*Data for the task:*
--------

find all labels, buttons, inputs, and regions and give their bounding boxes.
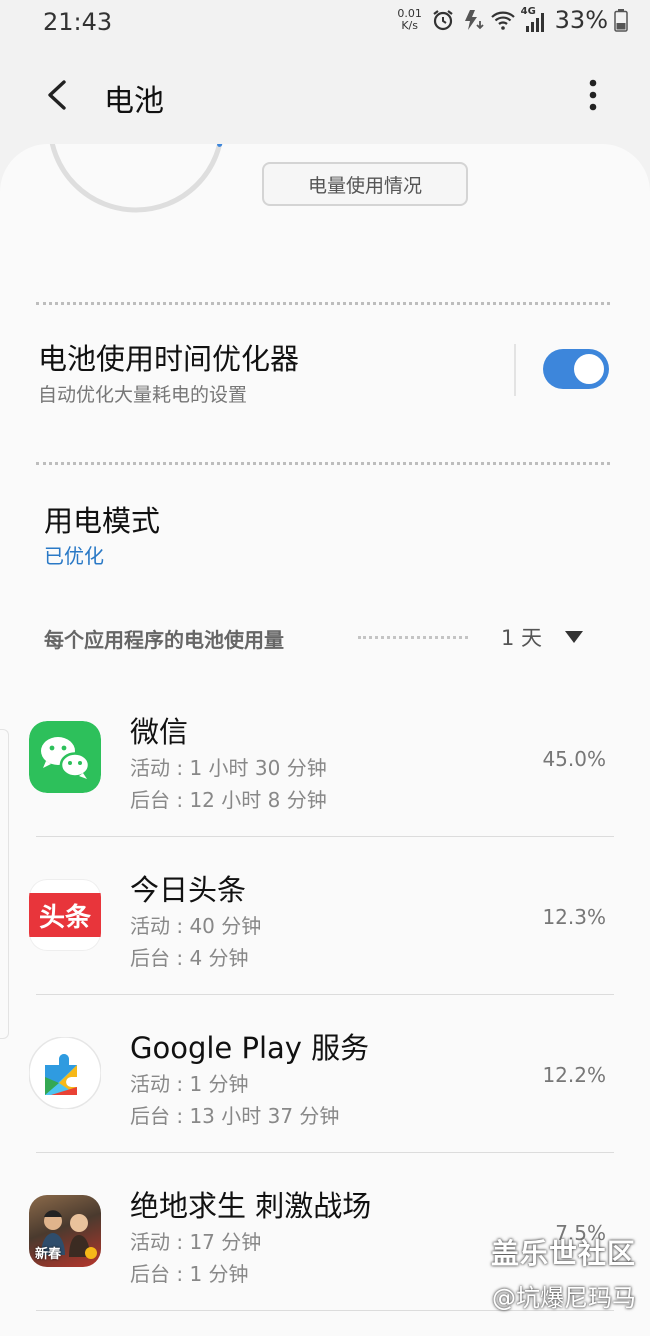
app-active-time: 活动 : 1 小时 30 分钟 <box>130 756 327 780</box>
watermark-line1: 盖乐世社区 <box>490 1237 636 1270</box>
net-speed-unit: K/s <box>401 19 418 32</box>
app-name: Google Play 服务 <box>130 1031 370 1065</box>
list-item[interactable]: 微信 活动 : 1 小时 30 分钟 后台 : 12 小时 8 分钟 45.0% <box>0 679 650 837</box>
list-item[interactable]: Google Play 服务 活动 : 1 分钟 后台 : 13 小时 37 分… <box>0 995 650 1153</box>
more-vertical-icon[interactable] <box>576 72 610 118</box>
app-usage-percent: 12.2% <box>542 1063 606 1087</box>
net-speed: 0.01 K/s <box>395 8 425 32</box>
app-background-time: 后台 : 13 小时 37 分钟 <box>130 1104 340 1128</box>
toggle-knob <box>572 352 606 386</box>
period-dropdown[interactable]: 1 天 <box>501 622 542 652</box>
power-mode-title: 用电模式 <box>44 504 161 538</box>
per-app-usage-header: 每个应用程序的电池使用量 <box>44 628 284 652</box>
wechat-icon <box>29 721 101 793</box>
status-time: 21:43 <box>43 8 113 36</box>
google-play-services-icon <box>29 1037 101 1109</box>
app-name: 绝地求生 刺激战场 <box>130 1189 372 1223</box>
toutiao-icon-label: 头条 <box>29 893 101 937</box>
app-name: 今日头条 <box>130 873 247 907</box>
watermark-line2: @坑爆尼玛马 <box>492 1284 636 1312</box>
app-active-time: 活动 : 1 分钟 <box>130 1072 249 1096</box>
toutiao-icon: 头条 <box>29 879 101 951</box>
signal-icon <box>525 13 544 32</box>
cell-signal: 4G <box>521 6 547 32</box>
dotted-divider <box>36 302 610 305</box>
app-background-time: 后台 : 1 分钟 <box>130 1262 249 1286</box>
back-arrow-icon[interactable] <box>38 70 78 120</box>
optimizer-subtitle: 自动优化大量耗电的设置 <box>38 384 248 406</box>
optimizer-toggle[interactable] <box>543 349 609 389</box>
optimizer-title: 电池使用时间优化器 <box>38 342 300 376</box>
wifi-icon <box>490 11 515 30</box>
status-icons: 0.01 K/s 4G 33% <box>395 6 628 34</box>
power-mode-value: 已优化 <box>44 544 104 568</box>
vertical-separator <box>514 344 516 396</box>
pubg-icon-badge: 新春 <box>35 1247 62 1262</box>
app-usage-percent: 45.0% <box>542 747 606 771</box>
battery-gauge <box>49 144 223 213</box>
app-usage-percent: 12.3% <box>542 905 606 929</box>
list-item[interactable]: 头条 今日头条 活动 : 40 分钟 后台 : 4 分钟 12.3% <box>0 837 650 995</box>
battery-percent: 33% <box>554 6 608 34</box>
dotted-divider <box>36 462 610 465</box>
app-active-time: 活动 : 40 分钟 <box>130 914 262 938</box>
watermark: 盖乐世社区 @坑爆尼玛马 <box>491 1232 636 1313</box>
app-name: 微信 <box>130 715 189 749</box>
dropdown-caret-icon[interactable] <box>564 630 584 644</box>
battery-settings-card: 电量使用情况 电池使用时间优化器 自动优化大量耗电的设置 用电模式 已优化 每个… <box>0 144 650 679</box>
dotted-leader <box>358 636 468 639</box>
alarm-icon <box>432 10 453 31</box>
status-bar: 21:43 0.01 K/s 4G 33% <box>0 0 650 48</box>
app-active-time: 活动 : 17 分钟 <box>130 1230 262 1254</box>
pubg-mobile-icon: 新春 <box>29 1195 101 1267</box>
app-background-time: 后台 : 4 分钟 <box>130 946 249 970</box>
page-title: 电池 <box>104 84 164 119</box>
battery-usage-button[interactable]: 电量使用情况 <box>262 162 468 206</box>
app-background-time: 后台 : 12 小时 8 分钟 <box>130 788 327 812</box>
battery-icon <box>614 9 628 32</box>
data-saver-icon <box>464 10 484 30</box>
app-bar: 电池 <box>0 60 650 132</box>
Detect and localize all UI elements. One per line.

--------

*Exercise objective:* Reproduce the listing in full with every occurrence of "app-active-time" changed to "active-duration" and all other text left unchanged, leaving the pictures out.

*Result below:*
find all labels, buttons, inputs, and regions and give their bounding boxes.
active-duration: 活动 : 1 小时 30 分钟 <box>130 756 327 780</box>
watermark-line1: 盖乐世社区 <box>490 1237 636 1270</box>
net-speed-unit: K/s <box>401 19 418 32</box>
app-name: Google Play 服务 <box>130 1031 370 1065</box>
list-item[interactable]: 微信 活动 : 1 小时 30 分钟 后台 : 12 小时 8 分钟 45.0% <box>0 679 650 837</box>
list-item[interactable]: Google Play 服务 活动 : 1 分钟 后台 : 13 小时 37 分… <box>0 995 650 1153</box>
more-vertical-icon[interactable] <box>576 72 610 118</box>
app-usage-percent: 12.2% <box>542 1063 606 1087</box>
net-speed: 0.01 K/s <box>395 8 425 32</box>
app-background-time: 后台 : 13 小时 37 分钟 <box>130 1104 340 1128</box>
toggle-knob <box>572 352 606 386</box>
period-dropdown[interactable]: 1 天 <box>501 622 542 652</box>
power-mode-title: 用电模式 <box>44 504 161 538</box>
per-app-usage-header: 每个应用程序的电池使用量 <box>44 628 284 652</box>
wechat-icon <box>29 721 101 793</box>
status-time: 21:43 <box>43 8 113 36</box>
google-play-services-icon <box>29 1037 101 1109</box>
app-name: 绝地求生 刺激战场 <box>130 1189 372 1223</box>
toutiao-icon-label: 头条 <box>29 893 101 937</box>
app-name: 今日头条 <box>130 873 247 907</box>
watermark-line2: @坑爆尼玛马 <box>492 1284 636 1312</box>
active-duration: 活动 : 1 分钟 <box>130 1072 249 1096</box>
toutiao-icon: 头条 <box>29 879 101 951</box>
signal-icon <box>525 13 544 32</box>
cell-signal: 4G <box>521 6 547 32</box>
dotted-divider <box>36 302 610 305</box>
app-background-time: 后台 : 1 分钟 <box>130 1262 249 1286</box>
back-arrow-icon[interactable] <box>38 70 78 120</box>
optimizer-subtitle: 自动优化大量耗电的设置 <box>38 384 248 406</box>
optimizer-toggle[interactable] <box>543 349 609 389</box>
optimizer-title: 电池使用时间优化器 <box>38 342 300 376</box>
wifi-icon <box>490 11 515 30</box>
status-icons: 0.01 K/s 4G 33% <box>395 6 628 34</box>
power-mode-value: 已优化 <box>44 544 104 568</box>
vertical-separator <box>514 344 516 396</box>
pubg-icon-badge: 新春 <box>35 1247 62 1262</box>
app-usage-percent: 45.0% <box>542 747 606 771</box>
battery-gauge <box>49 144 223 213</box>
app-usage-percent: 12.3% <box>542 905 606 929</box>
list-item[interactable]: 头条 今日头条 活动 : 40 分钟 后台 : 4 分钟 12.3% <box>0 837 650 995</box>
battery-percent: 33% <box>554 6 608 34</box>
dotted-divider <box>36 462 610 465</box>
active-duration: 活动 : 40 分钟 <box>130 914 262 938</box>
watermark: 盖乐世社区 @坑爆尼玛马 <box>491 1232 636 1313</box>
app-name: 微信 <box>130 715 189 749</box>
dropdown-caret-icon[interactable] <box>564 630 584 644</box>
battery-settings-card: 电量使用情况 电池使用时间优化器 自动优化大量耗电的设置 用电模式 已优化 每个… <box>0 144 650 679</box>
dotted-leader <box>358 636 468 639</box>
alarm-icon <box>432 10 453 31</box>
status-bar: 21:43 0.01 K/s 4G 33% <box>0 0 650 48</box>
active-duration: 活动 : 17 分钟 <box>130 1230 262 1254</box>
pubg-mobile-icon: 新春 <box>29 1195 101 1267</box>
app-background-time: 后台 : 4 分钟 <box>130 946 249 970</box>
page-title: 电池 <box>104 84 164 119</box>
battery-usage-button[interactable]: 电量使用情况 <box>262 162 468 206</box>
app-background-time: 后台 : 12 小时 8 分钟 <box>130 788 327 812</box>
battery-icon <box>614 9 628 32</box>
data-saver-icon <box>464 10 484 30</box>
app-bar: 电池 <box>0 60 650 132</box>
Detect and localize all UI elements. One per line.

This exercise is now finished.